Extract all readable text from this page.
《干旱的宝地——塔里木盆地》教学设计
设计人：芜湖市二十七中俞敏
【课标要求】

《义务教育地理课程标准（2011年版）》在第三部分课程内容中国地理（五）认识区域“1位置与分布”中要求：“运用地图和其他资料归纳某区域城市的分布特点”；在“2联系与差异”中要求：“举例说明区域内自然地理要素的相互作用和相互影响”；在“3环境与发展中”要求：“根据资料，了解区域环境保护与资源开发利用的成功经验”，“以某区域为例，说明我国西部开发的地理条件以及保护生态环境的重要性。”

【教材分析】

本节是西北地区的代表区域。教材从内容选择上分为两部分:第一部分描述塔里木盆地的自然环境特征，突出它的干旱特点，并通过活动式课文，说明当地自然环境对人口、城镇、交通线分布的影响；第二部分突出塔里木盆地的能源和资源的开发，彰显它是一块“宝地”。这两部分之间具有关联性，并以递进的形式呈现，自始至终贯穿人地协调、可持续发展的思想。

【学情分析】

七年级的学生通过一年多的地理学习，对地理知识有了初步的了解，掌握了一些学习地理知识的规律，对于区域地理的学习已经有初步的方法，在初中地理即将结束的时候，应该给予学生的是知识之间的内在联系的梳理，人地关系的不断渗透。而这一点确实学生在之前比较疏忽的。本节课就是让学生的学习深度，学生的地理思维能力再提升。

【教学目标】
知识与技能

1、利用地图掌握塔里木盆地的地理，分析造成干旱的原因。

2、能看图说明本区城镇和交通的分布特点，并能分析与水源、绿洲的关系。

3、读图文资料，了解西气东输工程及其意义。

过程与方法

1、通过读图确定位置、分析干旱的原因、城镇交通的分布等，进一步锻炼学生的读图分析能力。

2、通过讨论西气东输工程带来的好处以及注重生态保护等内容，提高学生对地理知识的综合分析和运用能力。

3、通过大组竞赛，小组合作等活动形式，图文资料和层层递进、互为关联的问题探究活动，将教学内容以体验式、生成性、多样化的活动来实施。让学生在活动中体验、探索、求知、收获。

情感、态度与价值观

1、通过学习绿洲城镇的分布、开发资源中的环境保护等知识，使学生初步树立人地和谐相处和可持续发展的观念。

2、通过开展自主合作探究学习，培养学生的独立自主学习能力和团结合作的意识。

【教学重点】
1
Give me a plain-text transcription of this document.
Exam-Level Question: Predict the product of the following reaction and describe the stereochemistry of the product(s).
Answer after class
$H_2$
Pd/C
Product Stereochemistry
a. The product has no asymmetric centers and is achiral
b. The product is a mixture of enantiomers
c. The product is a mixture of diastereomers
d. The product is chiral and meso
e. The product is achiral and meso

========================================

▶ **Your instructions**
Produce an exact copy of all the records.

▶ **Task result**
Extract all readable text from this page.
《干旱的宝地——塔里木盆地》教学设计
设计人：芜湖市二十七中俞敏
【课标要求】

《义务教育地理课程标准（2011年版）》在第三部分课程内容中国地理（五）认识区域“1位置与分布”中要求：“运用地图和其他资料归纳某区域城市的分布特点”；在“2联系与差异”中要求：“举例说明区域内自然地理要素的相互作用和相互影响”；在“3环境与发展中”要求：“根据资料，了解区域环境保护与资源开发利用的成功经验”，“以某区域为例，说明我国西部开发的地理条件以及保护生态环境的重要性。”

【教材分析】

本节是西北地区的代表区域。教材从内容选择上分为两部分:第一部分描述塔里木盆地的自然环境特征，突出它的干旱特点，并通过活动式课文，说明当地自然环境对人口、城镇、交通线分布的影响；第二部分突出塔里木盆地的能源和资源的开发，彰显它是一块“宝地”。这两部分之间具有关联性，并以递进的形式呈现，自始至终贯穿人地协调、可持续发展的思想。

【学情分析】

七年级的学生通过一年多的地理学习，对地理知识有了初步的了解，掌握了一些学习地理知识的规律，对于区域地理的学习已经有初步的方法，在初中地理即将结束的时候，应该给予学生的是知识之间的内在联系的梳理，人地关系的不断渗透。而这一点确实学生在之前比较疏忽的。本节课就是让学生的学习深度，学生的地理思维能力再提升。

【教学目标】
知识与技能

1、利用地图掌握塔里木盆地的地理，分析造成干旱的原因。

2、能看图说明本区城镇和交通的分布特点，并能分析与水源、绿洲的关系。

3、读图文资料，了解西气东输工程及其意义。

过程与方法

1、通过读图确定位置、分析干旱的原因、城镇交通的分布等，进一步锻炼学生的读图分析能力。

2、通过讨论西气东输工程带来的好处以及注重生态保护等内容，提高学生对地理知识的综合分析和运用能力。

3、通过大组竞赛，小组合作等活动形式，图文资料和层层递进、互为关联的问题探究活动，将教学内容以体验式、生成性、多样化的活动来实施。让学生在活动中体验、探索、求知、收获。

情感、态度与价值观

1、通过学习绿洲城镇的分布、开发资源中的环境保护等知识，使学生初步树立人地和谐相处和可持续发展的观念。

2、通过开展自主合作探究学习，培养学生的独立自主学习能力和团结合作的意识。

【教学重点】
1
Give me a plain-text transcription of this document.
Exam-Level Question: Predict the product of the following reaction and describe the stereochemistry of the product(s).
Answer after class
$H_2$
Pd/C
Product Stereochemistry
a. The product has no asymmetric centers and is achiral
b. The product is a mixture of enantiomers
c. The product is a mixture of diastereomers
d. The product is chiral and meso
e. The product is achiral and meso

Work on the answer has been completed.